→ Problem details:
From the listing, collect all lines containing the word "xlabel".

→ Supplied data:
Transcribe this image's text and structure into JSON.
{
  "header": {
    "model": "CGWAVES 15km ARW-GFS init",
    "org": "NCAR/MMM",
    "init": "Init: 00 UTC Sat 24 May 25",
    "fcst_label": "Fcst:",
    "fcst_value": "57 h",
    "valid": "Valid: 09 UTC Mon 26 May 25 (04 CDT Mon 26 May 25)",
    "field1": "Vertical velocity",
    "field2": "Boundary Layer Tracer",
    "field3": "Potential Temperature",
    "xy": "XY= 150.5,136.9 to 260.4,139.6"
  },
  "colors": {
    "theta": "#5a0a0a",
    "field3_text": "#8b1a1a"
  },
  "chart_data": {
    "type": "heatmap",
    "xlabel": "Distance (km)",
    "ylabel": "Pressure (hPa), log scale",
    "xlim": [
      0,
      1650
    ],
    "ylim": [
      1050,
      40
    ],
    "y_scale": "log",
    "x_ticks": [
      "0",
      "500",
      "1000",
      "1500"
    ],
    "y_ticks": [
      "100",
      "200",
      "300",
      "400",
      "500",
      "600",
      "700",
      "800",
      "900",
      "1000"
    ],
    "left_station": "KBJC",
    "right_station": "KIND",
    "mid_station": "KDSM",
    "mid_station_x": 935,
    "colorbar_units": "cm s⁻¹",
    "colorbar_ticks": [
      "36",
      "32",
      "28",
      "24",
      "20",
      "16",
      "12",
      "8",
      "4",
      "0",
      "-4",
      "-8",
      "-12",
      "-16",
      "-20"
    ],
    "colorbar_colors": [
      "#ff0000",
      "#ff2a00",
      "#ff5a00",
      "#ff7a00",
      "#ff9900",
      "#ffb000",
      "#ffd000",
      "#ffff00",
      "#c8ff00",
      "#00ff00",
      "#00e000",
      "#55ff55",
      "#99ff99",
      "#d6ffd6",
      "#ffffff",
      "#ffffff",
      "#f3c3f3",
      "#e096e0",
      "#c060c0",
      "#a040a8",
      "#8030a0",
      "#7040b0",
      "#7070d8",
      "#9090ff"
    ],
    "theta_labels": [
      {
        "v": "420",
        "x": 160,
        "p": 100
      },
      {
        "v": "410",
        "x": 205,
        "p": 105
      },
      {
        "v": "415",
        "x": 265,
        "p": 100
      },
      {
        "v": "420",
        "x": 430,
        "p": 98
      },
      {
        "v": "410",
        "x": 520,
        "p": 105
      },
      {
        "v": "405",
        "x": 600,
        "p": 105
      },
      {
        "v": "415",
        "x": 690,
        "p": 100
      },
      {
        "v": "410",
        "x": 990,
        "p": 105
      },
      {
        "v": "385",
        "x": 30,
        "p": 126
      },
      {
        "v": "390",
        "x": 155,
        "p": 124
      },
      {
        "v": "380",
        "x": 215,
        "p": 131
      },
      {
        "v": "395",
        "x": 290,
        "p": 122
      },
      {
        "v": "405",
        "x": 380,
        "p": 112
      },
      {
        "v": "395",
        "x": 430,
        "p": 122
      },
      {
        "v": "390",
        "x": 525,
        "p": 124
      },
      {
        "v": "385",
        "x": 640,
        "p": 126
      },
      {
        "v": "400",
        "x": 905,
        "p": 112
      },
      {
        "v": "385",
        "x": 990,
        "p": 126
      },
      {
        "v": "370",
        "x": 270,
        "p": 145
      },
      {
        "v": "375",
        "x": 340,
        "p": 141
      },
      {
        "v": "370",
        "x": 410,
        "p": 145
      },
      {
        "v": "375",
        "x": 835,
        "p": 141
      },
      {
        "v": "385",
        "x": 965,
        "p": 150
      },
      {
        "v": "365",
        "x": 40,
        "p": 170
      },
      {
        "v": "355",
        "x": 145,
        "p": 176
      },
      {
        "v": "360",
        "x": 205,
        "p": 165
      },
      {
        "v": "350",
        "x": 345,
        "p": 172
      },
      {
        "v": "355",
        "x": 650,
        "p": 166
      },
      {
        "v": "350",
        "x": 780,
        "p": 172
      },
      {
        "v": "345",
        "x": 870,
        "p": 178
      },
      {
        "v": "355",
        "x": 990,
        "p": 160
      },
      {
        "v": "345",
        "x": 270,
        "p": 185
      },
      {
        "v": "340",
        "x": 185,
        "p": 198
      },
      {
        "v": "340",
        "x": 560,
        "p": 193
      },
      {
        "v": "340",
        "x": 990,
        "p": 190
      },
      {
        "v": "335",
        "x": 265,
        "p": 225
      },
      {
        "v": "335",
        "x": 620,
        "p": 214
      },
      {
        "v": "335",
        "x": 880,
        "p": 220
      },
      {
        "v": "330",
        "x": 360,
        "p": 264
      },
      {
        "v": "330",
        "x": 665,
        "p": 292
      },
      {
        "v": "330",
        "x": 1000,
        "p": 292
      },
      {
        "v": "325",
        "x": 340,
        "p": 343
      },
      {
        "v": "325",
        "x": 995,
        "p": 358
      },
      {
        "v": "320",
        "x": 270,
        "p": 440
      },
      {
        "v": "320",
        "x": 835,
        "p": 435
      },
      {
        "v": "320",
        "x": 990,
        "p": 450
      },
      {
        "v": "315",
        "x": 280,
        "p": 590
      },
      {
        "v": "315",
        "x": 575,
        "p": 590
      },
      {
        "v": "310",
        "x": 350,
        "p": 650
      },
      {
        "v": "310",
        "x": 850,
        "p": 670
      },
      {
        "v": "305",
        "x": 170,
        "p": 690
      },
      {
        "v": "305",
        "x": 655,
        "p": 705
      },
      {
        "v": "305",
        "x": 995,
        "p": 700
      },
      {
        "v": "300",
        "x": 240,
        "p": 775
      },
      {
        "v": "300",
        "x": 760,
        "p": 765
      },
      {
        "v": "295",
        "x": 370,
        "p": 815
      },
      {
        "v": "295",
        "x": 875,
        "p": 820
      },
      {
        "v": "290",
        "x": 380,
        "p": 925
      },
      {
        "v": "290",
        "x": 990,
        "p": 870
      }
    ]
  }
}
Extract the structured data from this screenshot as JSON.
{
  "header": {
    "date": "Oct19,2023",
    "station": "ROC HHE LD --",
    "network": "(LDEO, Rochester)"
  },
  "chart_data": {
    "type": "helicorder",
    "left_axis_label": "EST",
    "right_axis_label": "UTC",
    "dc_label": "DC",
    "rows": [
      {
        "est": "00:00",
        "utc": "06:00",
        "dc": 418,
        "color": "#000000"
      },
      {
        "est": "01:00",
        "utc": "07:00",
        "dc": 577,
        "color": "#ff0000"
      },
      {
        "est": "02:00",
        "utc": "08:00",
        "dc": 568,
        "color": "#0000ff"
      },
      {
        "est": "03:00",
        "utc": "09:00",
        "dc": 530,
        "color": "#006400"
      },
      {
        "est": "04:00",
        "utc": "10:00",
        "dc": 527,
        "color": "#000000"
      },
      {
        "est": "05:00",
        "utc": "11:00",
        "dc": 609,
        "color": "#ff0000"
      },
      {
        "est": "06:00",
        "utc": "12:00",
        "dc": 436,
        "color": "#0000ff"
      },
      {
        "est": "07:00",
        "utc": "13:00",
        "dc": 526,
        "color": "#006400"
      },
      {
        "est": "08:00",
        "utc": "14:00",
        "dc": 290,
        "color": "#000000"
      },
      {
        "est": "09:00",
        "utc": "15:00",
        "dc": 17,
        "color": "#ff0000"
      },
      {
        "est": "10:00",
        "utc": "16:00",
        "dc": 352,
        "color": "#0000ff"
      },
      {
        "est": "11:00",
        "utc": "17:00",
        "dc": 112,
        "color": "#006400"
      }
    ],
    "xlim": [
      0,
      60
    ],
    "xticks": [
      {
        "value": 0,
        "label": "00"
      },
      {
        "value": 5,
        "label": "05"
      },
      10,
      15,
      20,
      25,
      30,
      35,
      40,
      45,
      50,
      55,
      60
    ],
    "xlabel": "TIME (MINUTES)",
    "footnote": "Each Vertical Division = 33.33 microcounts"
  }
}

→ Result for this task:
    "xlabel": "Distance (km)",
    "xlabel": "TIME (MINUTES)",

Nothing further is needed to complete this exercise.